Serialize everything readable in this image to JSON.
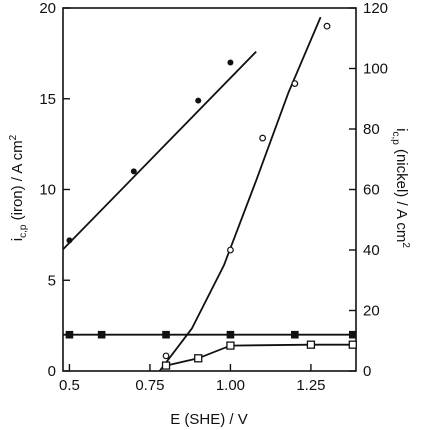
{
  "chart_data": {
    "type": "scatter",
    "xlabel": "E (SHE) / V",
    "ylabel_left": "i_c,p (iron) / A cm^2",
    "ylabel_right": "i_c,p (nickel) / A cm^2",
    "xlim": [
      0.48,
      1.39
    ],
    "ylim_left": [
      0,
      20
    ],
    "ylim_right": [
      0,
      120
    ],
    "x_ticks": [
      0.5,
      0.75,
      1.0,
      1.25
    ],
    "x_tick_labels": [
      "0.5",
      "0.75",
      "1.00",
      "1.25"
    ],
    "y_left_ticks": [
      0,
      5,
      10,
      15,
      20
    ],
    "y_left_tick_labels": [
      "0",
      "5",
      "10",
      "15",
      "20"
    ],
    "y_right_ticks": [
      0,
      20,
      40,
      60,
      80,
      100,
      120
    ],
    "y_right_tick_labels": [
      "0",
      "20",
      "40",
      "60",
      "80",
      "100",
      "120"
    ],
    "grid": false,
    "series": [
      {
        "axis": "left",
        "marker": "filled-circle",
        "x": [
          0.5,
          0.7,
          0.9,
          1.0
        ],
        "y": [
          7.2,
          11.0,
          14.9,
          17.0
        ],
        "line": {
          "x": [
            0.48,
            1.08
          ],
          "y": [
            6.7,
            17.6
          ]
        }
      },
      {
        "axis": "right",
        "marker": "open-circle",
        "x": [
          0.8,
          1.0,
          1.1,
          1.2,
          1.3
        ],
        "y": [
          5,
          40,
          77,
          95,
          114
        ],
        "line": {
          "x": [
            0.78,
            0.88,
            0.98,
            1.08,
            1.18,
            1.28
          ],
          "y": [
            0,
            14,
            35,
            63,
            92,
            117
          ]
        }
      },
      {
        "axis": "left",
        "marker": "filled-square",
        "x": [
          0.5,
          0.6,
          0.8,
          1.0,
          1.2,
          1.38
        ],
        "y": [
          2.0,
          2.0,
          2.0,
          2.0,
          2.0,
          2.0
        ],
        "line": {
          "x": [
            0.48,
            1.38
          ],
          "y": [
            2.0,
            2.0
          ]
        }
      },
      {
        "axis": "left",
        "marker": "open-square",
        "x": [
          0.8,
          0.9,
          1.0,
          1.25,
          1.38
        ],
        "y": [
          0.3,
          0.7,
          1.4,
          1.45,
          1.45
        ],
        "line": {
          "x": [
            0.8,
            0.9,
            1.0,
            1.25,
            1.38
          ],
          "y": [
            0.3,
            0.7,
            1.4,
            1.45,
            1.45
          ]
        }
      }
    ]
  }
}
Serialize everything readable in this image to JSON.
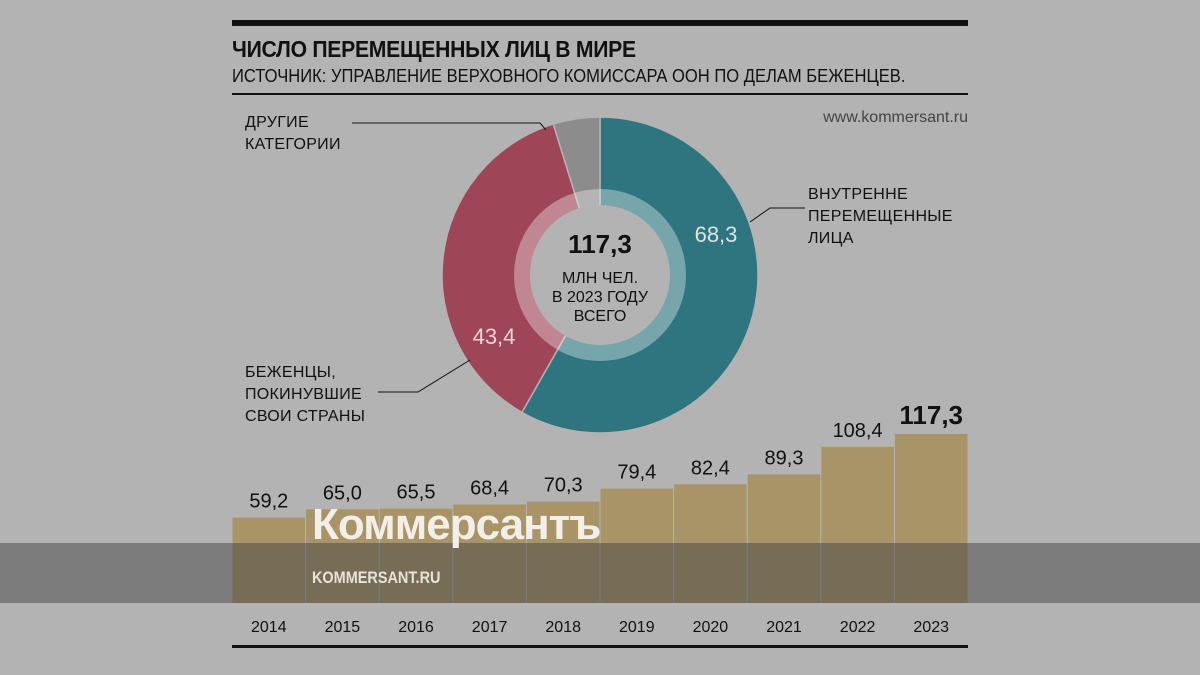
{
  "title": "ЧИСЛО ПЕРЕМЕЩЕННЫХ ЛИЦ В МИРЕ",
  "source": "ИСТОЧНИК: УПРАВЛЕНИЕ ВЕРХОВНОГО КОМИССАРА ООН ПО ДЕЛАМ БЕЖЕНЦЕВ.",
  "site": "www.kommersant.ru",
  "watermark": {
    "logo": "Коммерсантъ",
    "url": "KOMMERSANT.RU"
  },
  "colors": {
    "idp": "#2f7580",
    "refugees": "#9e4558",
    "other": "#8c8c8c",
    "bar": "#a89467"
  },
  "chart_data": [
    {
      "type": "pie",
      "title": "117,3",
      "center_lines": [
        "МЛН ЧЕЛ.",
        "В 2023 ГОДУ",
        "ВСЕГО"
      ],
      "slices": [
        {
          "label": "ВНУТРЕННЕ ПЕРЕМЕЩЕННЫЕ ЛИЦА",
          "label_lines": [
            "ВНУТРЕННЕ",
            "ПЕРЕМЕЩЕННЫЕ",
            "ЛИЦА"
          ],
          "value": 68.3,
          "value_label": "68,3"
        },
        {
          "label": "БЕЖЕНЦЫ, ПОКИНУВШИЕ СВОИ СТРАНЫ",
          "label_lines": [
            "БЕЖЕНЦЫ,",
            "ПОКИНУВШИЕ",
            "СВОИ СТРАНЫ"
          ],
          "value": 43.4,
          "value_label": "43,4"
        },
        {
          "label": "ДРУГИЕ КАТЕГОРИИ",
          "label_lines": [
            "ДРУГИЕ",
            "КАТЕГОРИИ"
          ],
          "value": 5.6
        }
      ]
    },
    {
      "type": "bar",
      "categories": [
        "2014",
        "2015",
        "2016",
        "2017",
        "2018",
        "2019",
        "2020",
        "2021",
        "2022",
        "2023"
      ],
      "values": [
        59.2,
        65.0,
        65.5,
        68.4,
        70.3,
        79.4,
        82.4,
        89.3,
        108.4,
        117.3
      ],
      "labels": [
        "59,2",
        "65,0",
        "65,5",
        "68,4",
        "70,3",
        "79,4",
        "82,4",
        "89,3",
        "108,4",
        "117,3"
      ],
      "ylim": [
        0,
        117.3
      ]
    }
  ]
}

------------------------------------------------------------------------

→ **Written problem**
The pictures in the entries should be left out; output everything else exactly.

→ **Task output**
Serialize everything readable in this image to JSON.
{
  "chart_data": {
    "type": "scatter",
    "xlabel": "E (SHE) / V",
    "ylabel_left": "i_c,p (iron) / A cm^2",
    "ylabel_right": "i_c,p (nickel) / A cm^2",
    "xlim": [
      0.48,
      1.39
    ],
    "ylim_left": [
      0,
      20
    ],
    "ylim_right": [
      0,
      120
    ],
    "x_ticks": [
      0.5,
      0.75,
      1.0,
      1.25
    ],
    "x_tick_labels": [
      "0.5",
      "0.75",
      "1.00",
      "1.25"
    ],
    "y_left_ticks": [
      0,
      5,
      10,
      15,
      20
    ],
    "y_left_tick_labels": [
      "0",
      "5",
      "10",
      "15",
      "20"
    ],
    "y_right_ticks": [
      0,
      20,
      40,
      60,
      80,
      100,
      120
    ],
    "y_right_tick_labels": [
      "0",
      "20",
      "40",
      "60",
      "80",
      "100",
      "120"
    ],
    "grid": false,
    "series": [
      {
        "axis": "left",
        "marker": "filled-circle",
        "x": [
          0.5,
          0.7,
          0.9,
          1.0
        ],
        "y": [
          7.2,
          11.0,
          14.9,
          17.0
        ],
        "line": {
          "x": [
            0.48,
            1.08
          ],
          "y": [
            6.7,
            17.6
          ]
        }
      },
      {
        "axis": "right",
        "marker": "open-circle",
        "x": [
          0.8,
          1.0,
          1.1,
          1.2,
          1.3
        ],
        "y": [
          5,
          40,
          77,
          95,
          114
        ],
        "line": {
          "x": [
            0.78,
            0.88,
            0.98,
            1.08,
            1.18,
            1.28
          ],
          "y": [
            0,
            14,
            35,
            63,
            92,
            117
          ]
        }
      },
      {
        "axis": "left",
        "marker": "filled-square",
        "x": [
          0.5,
          0.6,
          0.8,
          1.0,
          1.2,
          1.38
        ],
        "y": [
          2.0,
          2.0,
          2.0,
          2.0,
          2.0,
          2.0
        ],
        "line": {
          "x": [
            0.48,
            1.38
          ],
          "y": [
            2.0,
            2.0
          ]
        }
      },
      {
        "axis": "left",
        "marker": "open-square",
        "x": [
          0.8,
          0.9,
          1.0,
          1.25,
          1.38
        ],
        "y": [
          0.3,
          0.7,
          1.4,
          1.45,
          1.45
        ],
        "line": {
          "x": [
            0.8,
            0.9,
            1.0,
            1.25,
            1.38
          ],
          "y": [
            0.3,
            0.7,
            1.4,
            1.45,
            1.45
          ]
        }
      }
    ]
  }
}
Serialize everything readable in this image to JSON.
{
  "title": "ЧИСЛО ПЕРЕМЕЩЕННЫХ ЛИЦ В МИРЕ",
  "source": "ИСТОЧНИК: УПРАВЛЕНИЕ ВЕРХОВНОГО КОМИССАРА ООН ПО ДЕЛАМ БЕЖЕНЦЕВ.",
  "site": "www.kommersant.ru",
  "watermark": {
    "logo": "Коммерсантъ",
    "url": "KOMMERSANT.RU"
  },
  "colors": {
    "idp": "#2f7580",
    "refugees": "#9e4558",
    "other": "#8c8c8c",
    "bar": "#a89467"
  },
  "chart_data": [
    {
      "type": "pie",
      "title": "117,3",
      "center_lines": [
        "МЛН ЧЕЛ.",
        "В 2023 ГОДУ",
        "ВСЕГО"
      ],
      "slices": [
        {
          "label": "ВНУТРЕННЕ ПЕРЕМЕЩЕННЫЕ ЛИЦА",
          "label_lines": [
            "ВНУТРЕННЕ",
            "ПЕРЕМЕЩЕННЫЕ",
            "ЛИЦА"
          ],
          "value": 68.3,
          "value_label": "68,3"
        },
        {
          "label": "БЕЖЕНЦЫ, ПОКИНУВШИЕ СВОИ СТРАНЫ",
          "label_lines": [
            "БЕЖЕНЦЫ,",
            "ПОКИНУВШИЕ",
            "СВОИ СТРАНЫ"
          ],
          "value": 43.4,
          "value_label": "43,4"
        },
        {
          "label": "ДРУГИЕ КАТЕГОРИИ",
          "label_lines": [
            "ДРУГИЕ",
            "КАТЕГОРИИ"
          ],
          "value": 5.6
        }
      ]
    },
    {
      "type": "bar",
      "categories": [
        "2014",
        "2015",
        "2016",
        "2017",
        "2018",
        "2019",
        "2020",
        "2021",
        "2022",
        "2023"
      ],
      "values": [
        59.2,
        65.0,
        65.5,
        68.4,
        70.3,
        79.4,
        82.4,
        89.3,
        108.4,
        117.3
      ],
      "labels": [
        "59,2",
        "65,0",
        "65,5",
        "68,4",
        "70,3",
        "79,4",
        "82,4",
        "89,3",
        "108,4",
        "117,3"
      ],
      "ylim": [
        0,
        117.3
      ]
    }
  ]
}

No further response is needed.